■ **Goal**:
Give all of the lines again, with nothing added or dropped.

[Records from a dataset]
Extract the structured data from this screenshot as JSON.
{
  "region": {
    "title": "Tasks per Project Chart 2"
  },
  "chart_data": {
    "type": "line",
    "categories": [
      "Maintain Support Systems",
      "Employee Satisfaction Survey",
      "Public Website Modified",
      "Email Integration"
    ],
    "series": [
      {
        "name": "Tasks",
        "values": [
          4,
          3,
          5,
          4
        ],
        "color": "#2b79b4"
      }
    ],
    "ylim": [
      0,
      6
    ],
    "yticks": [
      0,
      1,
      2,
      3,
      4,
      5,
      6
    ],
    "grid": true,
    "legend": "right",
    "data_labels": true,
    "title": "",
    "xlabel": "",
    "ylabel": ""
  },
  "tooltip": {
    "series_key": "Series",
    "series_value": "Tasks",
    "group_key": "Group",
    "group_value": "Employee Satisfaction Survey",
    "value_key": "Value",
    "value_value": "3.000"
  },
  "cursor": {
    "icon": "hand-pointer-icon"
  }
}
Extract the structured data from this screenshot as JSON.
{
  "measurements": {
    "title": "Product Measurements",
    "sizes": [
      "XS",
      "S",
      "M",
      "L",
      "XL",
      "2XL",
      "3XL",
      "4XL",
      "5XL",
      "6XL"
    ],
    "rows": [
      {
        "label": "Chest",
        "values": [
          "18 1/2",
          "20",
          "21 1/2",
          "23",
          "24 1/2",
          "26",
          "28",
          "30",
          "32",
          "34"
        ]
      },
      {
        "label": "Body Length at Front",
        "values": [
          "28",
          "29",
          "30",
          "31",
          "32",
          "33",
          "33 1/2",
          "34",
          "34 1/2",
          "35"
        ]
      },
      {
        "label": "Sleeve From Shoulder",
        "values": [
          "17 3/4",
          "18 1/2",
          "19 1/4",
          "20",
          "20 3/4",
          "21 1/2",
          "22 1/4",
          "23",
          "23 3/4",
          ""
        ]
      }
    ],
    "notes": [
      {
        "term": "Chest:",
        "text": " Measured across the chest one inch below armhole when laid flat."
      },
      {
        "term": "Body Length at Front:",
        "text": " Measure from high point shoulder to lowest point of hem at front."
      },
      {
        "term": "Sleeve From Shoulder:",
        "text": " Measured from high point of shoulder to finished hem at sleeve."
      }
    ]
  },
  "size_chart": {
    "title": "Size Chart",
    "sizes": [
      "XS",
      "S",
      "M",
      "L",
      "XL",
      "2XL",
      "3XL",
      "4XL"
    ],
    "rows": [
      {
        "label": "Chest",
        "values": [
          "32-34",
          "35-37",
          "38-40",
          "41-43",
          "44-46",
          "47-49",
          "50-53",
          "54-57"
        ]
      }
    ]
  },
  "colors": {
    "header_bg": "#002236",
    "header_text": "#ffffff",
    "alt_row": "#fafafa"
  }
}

■ **Output**:
Extract the structured data from this screenshot as JSON.
{
  "region": {
    "title": "Tasks per Project Chart 2"
  },
  "chart_data": {
    "type": "line",
    "categories": [
      "Maintain Support Systems",
      "Employee Satisfaction Survey",
      "Public Website Modified",
      "Email Integration"
    ],
    "series": [
      {
        "name": "Tasks",
        "values": [
          4,
          3,
          5,
          4
        ],
        "color": "#2b79b4"
      }
    ],
    "ylim": [
      0,
      6
    ],
    "yticks": [
      0,
      1,
      2,
      3,
      4,
      5,
      6
    ],
    "grid": true,
    "legend": "right",
    "data_labels": true,
    "title": "",
    "xlabel": "",
    "ylabel": ""
  },
  "tooltip": {
    "series_key": "Series",
    "series_value": "Tasks",
    "group_key": "Group",
    "group_value": "Employee Satisfaction Survey",
    "value_key": "Value",
    "value_value": "3.000"
  },
  "cursor": {
    "icon": "hand-pointer-icon"
  }
}
Extract the structured data from this screenshot as JSON.
{
  "measurements": {
    "title": "Product Measurements",
    "sizes": [
      "XS",
      "S",
      "M",
      "L",
      "XL",
      "2XL",
      "3XL",
      "4XL",
      "5XL",
      "6XL"
    ],
    "rows": [
      {
        "label": "Chest",
        "values": [
          "18 1/2",
          "20",
          "21 1/2",
          "23",
          "24 1/2",
          "26",
          "28",
          "30",
          "32",
          "34"
        ]
      },
      {
        "label": "Body Length at Front",
        "values": [
          "28",
          "29",
          "30",
          "31",
          "32",
          "33",
          "33 1/2",
          "34",
          "34 1/2",
          "35"
        ]
      },
      {
        "label": "Sleeve From Shoulder",
        "values": [
          "17 3/4",
          "18 1/2",
          "19 1/4",
          "20",
          "20 3/4",
          "21 1/2",
          "22 1/4",
          "23",
          "23 3/4",
          ""
        ]
      }
    ],
    "notes": [
      {
        "term": "Chest:",
        "text": " Measured across the chest one inch below armhole when laid flat."
      },
      {
        "term": "Body Length at Front:",
        "text": " Measure from high point shoulder to lowest point of hem at front."
      },
      {
        "term": "Sleeve From Shoulder:",
        "text": " Measured from high point of shoulder to finished hem at sleeve."
      }
    ]
  },
  "size_chart": {
    "title": "Size Chart",
    "sizes": [
      "XS",
      "S",
      "M",
      "L",
      "XL",
      "2XL",
      "3XL",
      "4XL"
    ],
    "rows": [
      {
        "label": "Chest",
        "values": [
          "32-34",
          "35-37",
          "38-40",
          "41-43",
          "44-46",
          "47-49",
          "50-53",
          "54-57"
        ]
      }
    ]
  },
  "colors": {
    "header_bg": "#002236",
    "header_text": "#ffffff",
    "alt_row": "#fafafa"
  }
}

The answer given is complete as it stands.